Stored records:
[start]

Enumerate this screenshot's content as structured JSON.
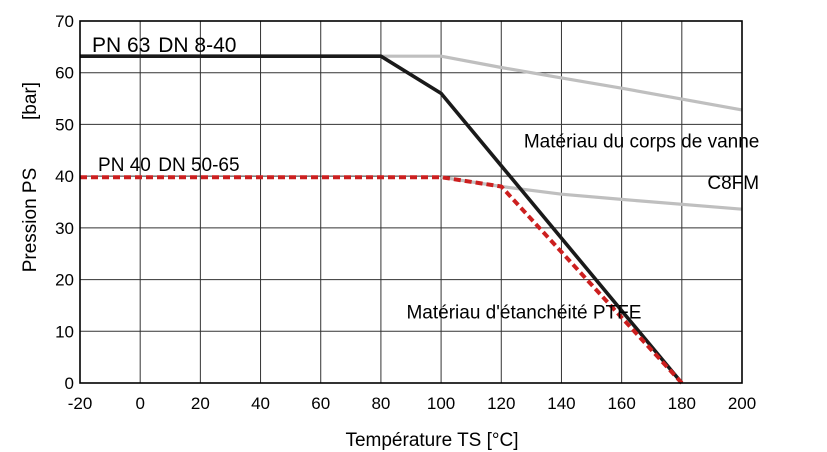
{
  "chart_data": {
    "type": "line",
    "xlabel": "Température TS [°C]",
    "ylabel": "Pression PS",
    "ylabel_unit": "[bar]",
    "xlim": [
      -20,
      200
    ],
    "ylim": [
      0,
      70
    ],
    "xticks": [
      -20,
      0,
      20,
      40,
      60,
      80,
      100,
      120,
      140,
      160,
      180,
      200
    ],
    "yticks": [
      0,
      10,
      20,
      30,
      40,
      50,
      60,
      70
    ],
    "grid": true,
    "series": [
      {
        "name": "PN 63 DN 8-40",
        "color": "#bfbfbf",
        "style": "solid",
        "points": [
          [
            80,
            63.2
          ],
          [
            100,
            63.2
          ],
          [
            120,
            61.0
          ],
          [
            140,
            59.0
          ],
          [
            160,
            57.0
          ],
          [
            200,
            52.8
          ]
        ]
      },
      {
        "name": "PN 40 DN 50-65",
        "color": "#bfbfbf",
        "style": "solid",
        "points": [
          [
            100,
            39.8
          ],
          [
            120,
            38.0
          ],
          [
            140,
            36.5
          ],
          [
            160,
            35.5
          ],
          [
            200,
            33.6
          ]
        ]
      },
      {
        "name": "PN 63 DN 8-40",
        "color": "#1a1a1a",
        "style": "solid",
        "points": [
          [
            -20,
            63.2
          ],
          [
            80,
            63.2
          ],
          [
            100,
            56.0
          ],
          [
            120,
            42.0
          ],
          [
            180,
            0
          ]
        ]
      },
      {
        "name": "PN 40 DN 50-65",
        "color": "#cc1f1f",
        "style": "dashed",
        "points": [
          [
            -20,
            39.8
          ],
          [
            100,
            39.8
          ],
          [
            120,
            38.0
          ],
          [
            180,
            0
          ]
        ]
      }
    ],
    "annotations": [
      {
        "key": "pn63",
        "text": "PN 63",
        "x": -16,
        "y": 64
      },
      {
        "key": "dn840",
        "text": "DN 8-40",
        "x": 6,
        "y": 64
      },
      {
        "key": "pn40",
        "text": "PN 40",
        "x": -14,
        "y": 41
      },
      {
        "key": "dn5065",
        "text": "DN 50-65",
        "x": 6,
        "y": 41
      },
      {
        "key": "body_material",
        "text": "Matériau du corps de vanne",
        "x": 127.5,
        "y": 45.5
      },
      {
        "key": "c8fm",
        "text": "C8FM",
        "x": 188.5,
        "y": 37.5
      },
      {
        "key": "seal_material",
        "text": "Matériau d'étanchéité PTFE",
        "x": 88.5,
        "y": 12.5
      }
    ]
  }
}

[end]

WHAT THE TASK ASKS: Copy all the data exactly as written, but skip any picture.

RESPONSE TO THE TASK:
Enumerate this screenshot's content as structured JSON.
{
  "chart_data": {
    "type": "line",
    "xlabel": "Température TS [°C]",
    "ylabel": "Pression PS",
    "ylabel_unit": "[bar]",
    "xlim": [
      -20,
      200
    ],
    "ylim": [
      0,
      70
    ],
    "xticks": [
      -20,
      0,
      20,
      40,
      60,
      80,
      100,
      120,
      140,
      160,
      180,
      200
    ],
    "yticks": [
      0,
      10,
      20,
      30,
      40,
      50,
      60,
      70
    ],
    "grid": true,
    "series": [
      {
        "name": "PN 63 DN 8-40",
        "color": "#bfbfbf",
        "style": "solid",
        "points": [
          [
            80,
            63.2
          ],
          [
            100,
            63.2
          ],
          [
            120,
            61.0
          ],
          [
            140,
            59.0
          ],
          [
            160,
            57.0
          ],
          [
            200,
            52.8
          ]
        ]
      },
      {
        "name": "PN 40 DN 50-65",
        "color": "#bfbfbf",
        "style": "solid",
        "points": [
          [
            100,
            39.8
          ],
          [
            120,
            38.0
          ],
          [
            140,
            36.5
          ],
          [
            160,
            35.5
          ],
          [
            200,
            33.6
          ]
        ]
      },
      {
        "name": "PN 63 DN 8-40",
        "color": "#1a1a1a",
        "style": "solid",
        "points": [
          [
            -20,
            63.2
          ],
          [
            80,
            63.2
          ],
          [
            100,
            56.0
          ],
          [
            120,
            42.0
          ],
          [
            180,
            0
          ]
        ]
      },
      {
        "name": "PN 40 DN 50-65",
        "color": "#cc1f1f",
        "style": "dashed",
        "points": [
          [
            -20,
            39.8
          ],
          [
            100,
            39.8
          ],
          [
            120,
            38.0
          ],
          [
            180,
            0
          ]
        ]
      }
    ],
    "annotations": [
      {
        "key": "pn63",
        "text": "PN 63",
        "x": -16,
        "y": 64
      },
      {
        "key": "dn840",
        "text": "DN 8-40",
        "x": 6,
        "y": 64
      },
      {
        "key": "pn40",
        "text": "PN 40",
        "x": -14,
        "y": 41
      },
      {
        "key": "dn5065",
        "text": "DN 50-65",
        "x": 6,
        "y": 41
      },
      {
        "key": "body_material",
        "text": "Matériau du corps de vanne",
        "x": 127.5,
        "y": 45.5
      },
      {
        "key": "c8fm",
        "text": "C8FM",
        "x": 188.5,
        "y": 37.5
      },
      {
        "key": "seal_material",
        "text": "Matériau d'étanchéité PTFE",
        "x": 88.5,
        "y": 12.5
      }
    ]
  }
}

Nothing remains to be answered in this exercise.